By Antony Furlong
Consider the following question:
On a scale of 1-10, how lifelike are each of the following drawings of an elephant?
If I asked this question to a room full of people, I’d probably get a wide range of answers for each elephant. Maybe you think elephant A’s a 2 but the person sat next to you thinks it’s a 3. I’d award elephant B a 9, but any art critic in the room might have different expectations for what a 9 would look like.
The reason why we’d get such a range of numbers is really quite simple. Whether it’s how lifelike a drawing of an elephant is, how scary the last horror movie you saw was or how good a theory of knowledge (TOK) essay is, humans find it difficult to assign and agree on absolute values for things.
But when we mark student work, this is precisely what we have to do.
It is therefore perhaps no surprise that reliability is such a fiercely discussed topic within the assessment community. Here at the IB, as well as at other awarding organisations, a great deal of time and effort is invested in ensuring that our processes lead to a high level of examiner agreement.
Now, if I were to change the original question to the following, much simpler question:
Which of the two drawings of an elephant is more lifelike?
We would expect almost unanimous agreement.
It is this very simple idea that is the driving force behind Comparative Judgement (CJ). With CJ, examiners are repeatedly given pairs of candidate work and simply asked to decide which of the two is ‘better’. These judgements (usually at least 10 for every piece of candidate work) are then combined to create a scaled rank order, which can then be converted into ‘marks’ should we so wish. Gone is the need to worry about harshness or leniency or whether something is an 8, a 9 or a 10; all that matters is understanding what ‘better’ looks like.

__Dataset__.

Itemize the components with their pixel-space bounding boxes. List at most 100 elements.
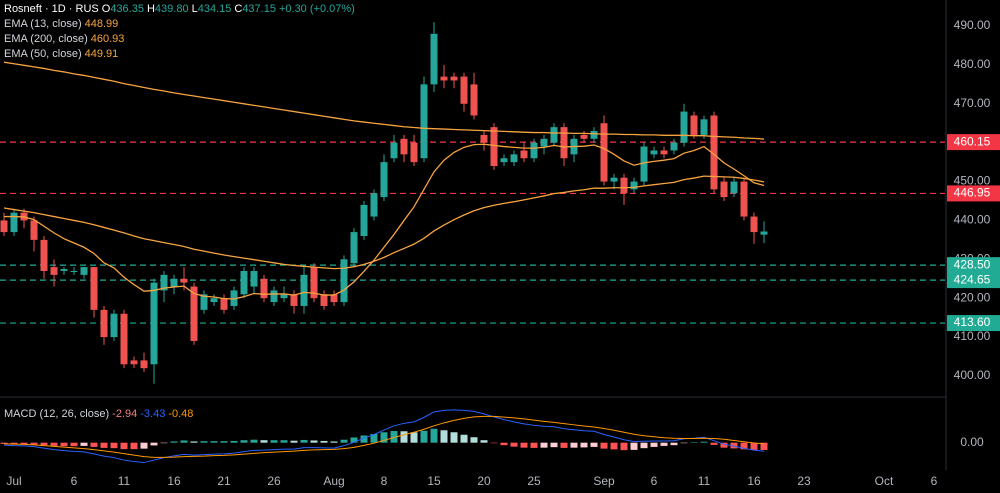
macd-histogram-bar <box>210 441 218 443</box>
macd-histogram-bar <box>750 442 758 450</box>
candle-body <box>620 177 628 194</box>
candle-body <box>40 239 48 271</box>
macd-histogram-bar <box>130 442 138 450</box>
level-label: 413.60 <box>954 315 991 329</box>
x-tick-label: 15 <box>427 474 441 488</box>
legend-value: -0.48 <box>168 408 194 420</box>
macd-histogram-bar <box>40 442 48 446</box>
level-label-box <box>947 134 1000 151</box>
candle-body <box>210 298 218 303</box>
x-tick-label: 16 <box>747 474 761 488</box>
candle-body <box>200 294 208 310</box>
macd-histogram-bar <box>680 442 688 444</box>
candle-body <box>660 150 668 155</box>
candle-body <box>30 220 38 240</box>
macd-histogram-bar <box>710 442 718 445</box>
candle-body <box>70 270 78 272</box>
macd-histogram-bar <box>500 442 508 446</box>
macd-histogram-bar <box>10 442 18 445</box>
ema-line <box>4 143 765 300</box>
candle-body <box>190 286 198 341</box>
macd-histogram-bar <box>630 442 638 450</box>
macd-histogram-bar <box>0 442 8 444</box>
macd-histogram-bar <box>730 442 738 449</box>
macd-histogram-bar <box>240 440 248 443</box>
candle-body <box>240 270 248 295</box>
macd-histogram-bar <box>150 442 158 446</box>
x-tick-label: 26 <box>267 474 281 488</box>
candle-body <box>680 111 688 143</box>
macd-histogram-bar <box>480 440 488 443</box>
candle-body <box>690 115 698 135</box>
candle-body <box>430 33 438 85</box>
macd-histogram-bar <box>290 440 298 443</box>
macd-histogram-bar <box>740 442 748 450</box>
candle-body <box>550 127 558 143</box>
macd-histogram-bar <box>250 439 258 443</box>
macd-histogram-bar <box>410 432 418 443</box>
macd-histogram-bar <box>490 442 498 444</box>
candle-body <box>590 131 598 139</box>
candle-body <box>310 267 318 299</box>
macd-histogram-bar <box>660 442 668 446</box>
candle-body <box>400 138 408 155</box>
x-tick-label: 11 <box>118 474 131 488</box>
legend-value: -3.43 <box>140 408 166 420</box>
macd-histogram-bar <box>280 440 288 443</box>
candle-body <box>60 269 68 271</box>
ohlc-key: C <box>234 3 243 15</box>
macd-histogram-bar <box>450 432 458 443</box>
price-legend: Rosneft · 1D · RUS O436.35 H439.80 L434.15 C… <box>4 2 358 62</box>
macd-histogram-bar <box>320 440 328 443</box>
candle-body <box>720 181 728 198</box>
candle-body <box>490 127 498 167</box>
candle-body <box>630 181 638 190</box>
macd-histogram-bar <box>310 440 318 443</box>
candle-body <box>110 313 118 338</box>
macd-histogram-bar <box>140 442 148 449</box>
candle-body <box>150 282 158 365</box>
y-tick-label: 480.00 <box>954 57 991 71</box>
macd-histogram-bar <box>100 442 108 448</box>
level-label: 424.65 <box>954 272 991 286</box>
macd-histogram-bar <box>610 442 618 450</box>
candle-body <box>360 204 368 236</box>
macd-histogram-bar <box>90 442 98 447</box>
macd-histogram-bar <box>420 430 428 443</box>
x-tick-label: 6 <box>71 474 78 488</box>
candle-body <box>230 290 238 306</box>
candle-body <box>760 231 768 235</box>
candle-body <box>420 84 428 159</box>
candle-body <box>440 76 448 81</box>
macd-histogram-bar <box>20 442 28 445</box>
candle-body <box>730 181 738 194</box>
macd-histogram-bar <box>640 442 648 449</box>
level-label: 446.95 <box>954 186 991 200</box>
candle-body <box>270 290 278 303</box>
candle-body <box>670 142 678 151</box>
x-tick-label: 6 <box>651 474 658 488</box>
macd-histogram-bar <box>530 442 538 448</box>
x-tick-label: 16 <box>167 474 181 488</box>
legend-name: EMA (13, close) <box>4 18 82 30</box>
candle-body <box>380 162 388 198</box>
macd-histogram-bar <box>550 442 558 448</box>
macd-histogram-bar <box>470 437 478 443</box>
ohlc-value: 436.35 <box>110 3 144 15</box>
candle-body <box>450 76 458 81</box>
macd-histogram-bar <box>110 442 118 449</box>
x-tick-label: 20 <box>477 474 491 488</box>
macd-histogram-bar <box>200 441 208 443</box>
candle-body <box>600 123 608 182</box>
candle-body <box>160 274 168 291</box>
y-tick-label: 420.00 <box>954 290 991 304</box>
candle-body <box>540 138 548 147</box>
macd-histogram-bar <box>270 440 278 443</box>
legend-row: EMA (200, close) 460.93 <box>4 32 358 47</box>
legend-name: EMA (200, close) <box>4 33 88 45</box>
macd-histogram-bar <box>400 431 408 443</box>
candle-body <box>520 150 528 159</box>
y-tick-label: 470.00 <box>954 96 991 110</box>
macd-histogram-bar <box>690 442 698 443</box>
candle-body <box>390 142 398 159</box>
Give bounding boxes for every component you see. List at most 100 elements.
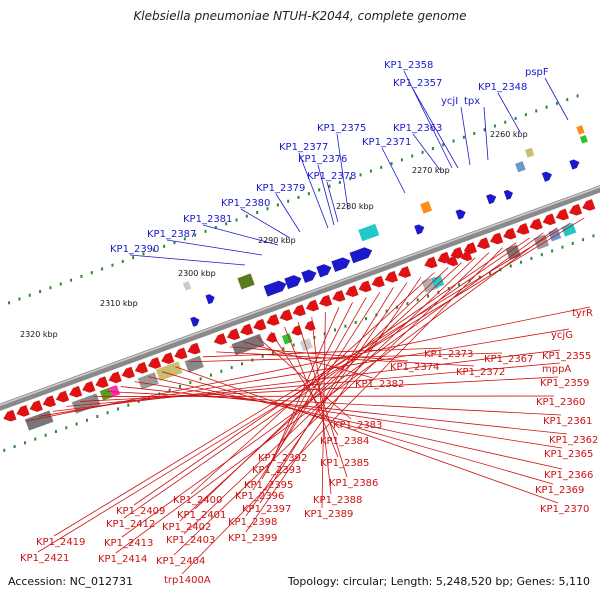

__What this exercise asks__.
**a.** Copy the lines of the listing starting at the one containing "macd-histogram-bar <box>210 441 218 443</box>" and ending at the one containing "legend-value: -3.43 <box>140", both included.
**b.** Write the next part of the article on comparative judgement in marking, picking up after its final sentence.
The listing bears no relation to the article on comparative judgement.

__Results__.
**a.**
macd-histogram-bar <box>210 441 218 443</box>
macd-histogram-bar <box>750 442 758 450</box>
candle-body <box>620 177 628 194</box>
candle-body <box>40 239 48 271</box>
macd-histogram-bar <box>130 442 138 450</box>
level-label: 413.60 <box>954 315 991 329</box>
x-tick-label: 15 <box>427 474 441 488</box>
legend-value: -0.48 <box>168 408 194 420</box>
macd-histogram-bar <box>40 442 48 446</box>
level-label-box <box>947 134 1000 151</box>
candle-body <box>210 298 218 303</box>
x-tick-label: 16 <box>747 474 761 488</box>
candle-body <box>200 294 208 310</box>
macd-histogram-bar <box>680 442 688 444</box>
candle-body <box>660 150 668 155</box>
candle-body <box>30 220 38 240</box>
macd-histogram-bar <box>710 442 718 445</box>
candle-body <box>70 270 78 272</box>
macd-histogram-bar <box>500 442 508 446</box>
macd-histogram-bar <box>10 442 18 445</box>
ema-line <box>4 143 765 300</box>
candle-body <box>190 286 198 341</box>
macd-histogram-bar <box>630 442 638 450</box>
macd-histogram-bar <box>0 442 8 444</box>
macd-histogram-bar <box>730 442 738 449</box>
macd-histogram-bar <box>240 440 248 443</box>
candle-body <box>240 270 248 295</box>
macd-histogram-bar <box>150 442 158 446</box>
x-tick-label: 26 <box>267 474 281 488</box>
candle-body <box>680 111 688 143</box>
macd-histogram-bar <box>480 440 488 443</box>
candle-body <box>690 115 698 135</box>
candle-body <box>430 33 438 85</box>
macd-histogram-bar <box>290 440 298 443</box>
macd-histogram-bar <box>740 442 748 450</box>
candle-body <box>550 127 558 143</box>
macd-histogram-bar <box>250 439 258 443</box>
macd-histogram-bar <box>410 432 418 443</box>
macd-histogram-bar <box>490 442 498 444</box>
candle-body <box>590 131 598 139</box>
candle-body <box>310 267 318 299</box>
macd-histogram-bar <box>660 442 668 446</box>
candle-body <box>400 138 408 155</box>
x-tick-label: 11 <box>118 474 131 488</box>
legend-value: -3.43 <box>140 408 166 420</box>

**b.**
As well as examiners having a much simpler task, each piece of work is looked at by several different people, making the process much more consensus-driven and considerably lessening the impact that one examiner’s opinion will have on a candidate’s final grade. It is therefore not surprising that CJ has been found to be very reliable in many different contexts.
Because of the nature of the judgements being made, a strong argument can also be made that CJ will lead to more valid results than traditional marking. During my time at the IB, I’ve sat in a number of meetings where marking has been taking place and on several occasions I’ve heard examiners say things like ‘X is the better candidate, but actually Y does better against the marking criteria’. This problem disappears with CJ.
In CJ, examiners are typically asked to make a holistic judgement about which piece of work shows a better understanding of a certain concept or construct without having to worry about how well each piece of work matches a set of marking criteria. Therefore, CJ allows us to assess whatever it is we are trying to assess directly, rather than assessing a fixed and imperfect compartmentalisation of it that can easily be explained within a markscheme or set of marking criteria. This freedom could in turn allow those involved in designing assessments to create more open and interesting tasks without having to worry about what the markscheme that accompanies it will look like.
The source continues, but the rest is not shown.